§ **ENTRIES SUPPLIED**
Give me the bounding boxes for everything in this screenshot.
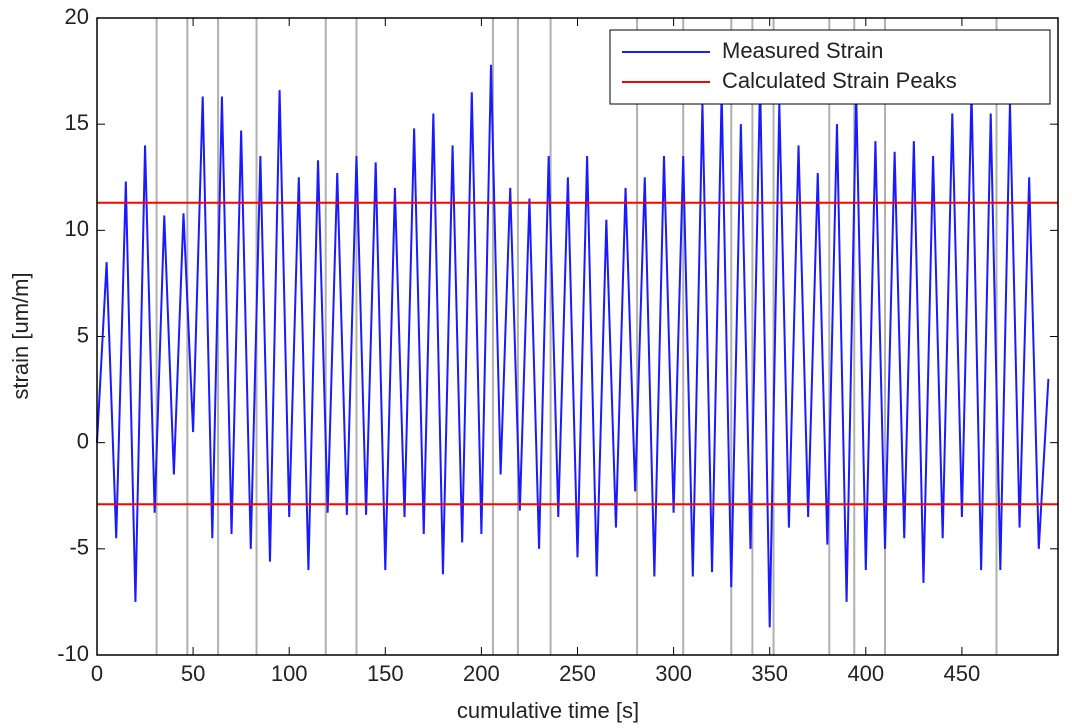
y-tick-label: 5 — [77, 322, 89, 347]
x-tick-label: 250 — [559, 661, 596, 686]
legend: Measured Strain Calculated Strain Peaks — [609, 29, 1051, 105]
x-tick-label: 100 — [271, 661, 308, 686]
x-tick-label: 300 — [655, 661, 692, 686]
legend-label: Measured Strain — [722, 38, 883, 63]
y-tick-label: 10 — [65, 216, 89, 241]
x-tick-label: 150 — [367, 661, 404, 686]
x-axis-label: cumulative time [s] — [457, 698, 639, 723]
y-tick-label: 20 — [65, 4, 89, 29]
y-tick-label: -5 — [69, 535, 89, 560]
y-tick-label: 0 — [77, 428, 89, 453]
plot-area — [97, 18, 1058, 655]
x-tick-label: 200 — [463, 661, 500, 686]
legend-label: Calculated Strain Peaks — [722, 68, 957, 93]
y-tick-label: 15 — [65, 110, 89, 135]
x-tick-label: 400 — [847, 661, 884, 686]
y-tick-label: -10 — [57, 641, 89, 666]
y-axis-label: strain [um/m] — [8, 272, 33, 399]
x-tick-label: 350 — [751, 661, 788, 686]
x-tick-label: 50 — [181, 661, 205, 686]
legend-box — [609, 29, 1051, 105]
line-series — [96, 64, 1050, 628]
x-tick-label: 450 — [944, 661, 981, 686]
x-tick-label: 0 — [91, 661, 103, 686]
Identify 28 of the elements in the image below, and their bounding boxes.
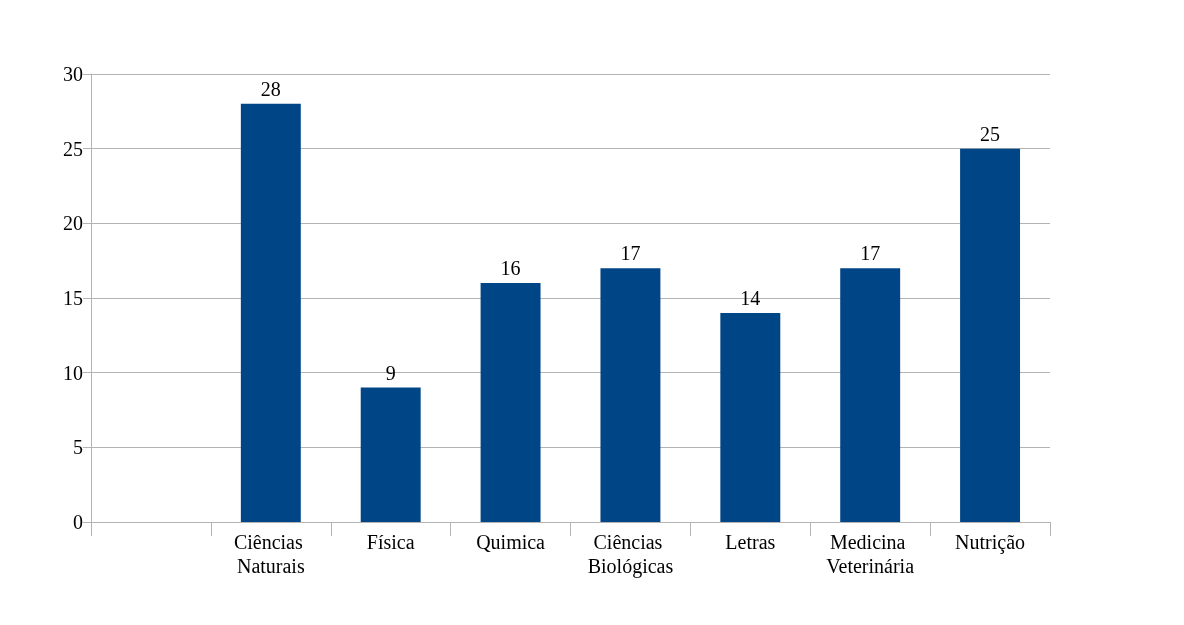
- bar: [360, 387, 421, 522]
- y-tick-label: 0: [73, 511, 83, 533]
- data-label: 9: [385, 361, 396, 384]
- bar: [720, 312, 781, 522]
- bar: [600, 268, 661, 522]
- x-tick-label: Nutrição: [955, 531, 1026, 554]
- bar: [480, 283, 541, 522]
- data-label: 28: [260, 77, 281, 100]
- bar: [960, 148, 1021, 522]
- x-tick-label: Ciências Biológicas: [587, 531, 674, 578]
- y-tick-label: 25: [63, 137, 83, 160]
- x-tick-label: Letras: [725, 531, 776, 553]
- data-label: 14: [740, 286, 761, 309]
- y-tick-label: 10: [63, 361, 83, 384]
- y-tick-label: 5: [73, 436, 83, 459]
- y-tick-label: 30: [63, 63, 83, 85]
- x-tick-label: Ciências Naturais: [233, 531, 308, 577]
- bar: [840, 268, 901, 522]
- data-label: 16: [500, 257, 521, 280]
- x-tick-label: Medicina Veterinária: [826, 531, 915, 577]
- x-tick-label: Física: [366, 531, 415, 553]
- data-label: 25: [980, 122, 1001, 145]
- data-label: 17: [860, 242, 881, 265]
- x-tick-label: Quimica: [476, 531, 546, 553]
- y-tick-label: 20: [63, 212, 83, 235]
- y-tick-label: 15: [63, 287, 83, 309]
- data-label: 17: [620, 242, 641, 265]
- bar: [240, 103, 301, 522]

§ **TASK GOAL**
Put the data lines from the one containing "- bar: [360, 387, 421, 522]" through the one containing "- data-label: 17: [620, 242, 641, 265]" into a numbered list, including both of those lines and omitting any blank lines.

§ **SOLUTION TO THE PROBLEM**
1. - bar: [360, 387, 421, 522]
2. - y-tick-label: 0: [73, 511, 83, 533]
3. - data-label: 9: [385, 361, 396, 384]
4. - bar: [720, 312, 781, 522]
5. - bar: [600, 268, 661, 522]
6. - x-tick-label: Nutrição: [955, 531, 1026, 554]
7. - bar: [480, 283, 541, 522]
8. - data-label: 28: [260, 77, 281, 100]
9. - bar: [960, 148, 1021, 522]
10. - x-tick-label: Ciências Biológicas: [587, 531, 674, 578]
11. - y-tick-label: 25: [63, 137, 83, 160]
12. - x-tick-label: Letras: [725, 531, 776, 553]
13. - data-label: 14: [740, 286, 761, 309]
14. - y-tick-label: 10: [63, 361, 83, 384]
15. - y-tick-label: 5: [73, 436, 83, 459]
16. - y-tick-label: 30: [63, 63, 83, 85]
17. - x-tick-label: Ciências Naturais: [233, 531, 308, 577]
18. - bar: [840, 268, 901, 522]
19. - data-label: 16: [500, 257, 521, 280]
20. - x-tick-label: Medicina Veterinária: [826, 531, 915, 577]
21. - x-tick-label: Física: [366, 531, 415, 553]
22. - data-label: 25: [980, 122, 1001, 145]
23. - data-label: 17: [860, 242, 881, 265]
24. - x-tick-label: Quimica: [476, 531, 546, 553]
25. - y-tick-label: 20: [63, 212, 83, 235]
26. - y-tick-label: 15: [63, 287, 83, 309]
27. - data-label: 17: [620, 242, 641, 265]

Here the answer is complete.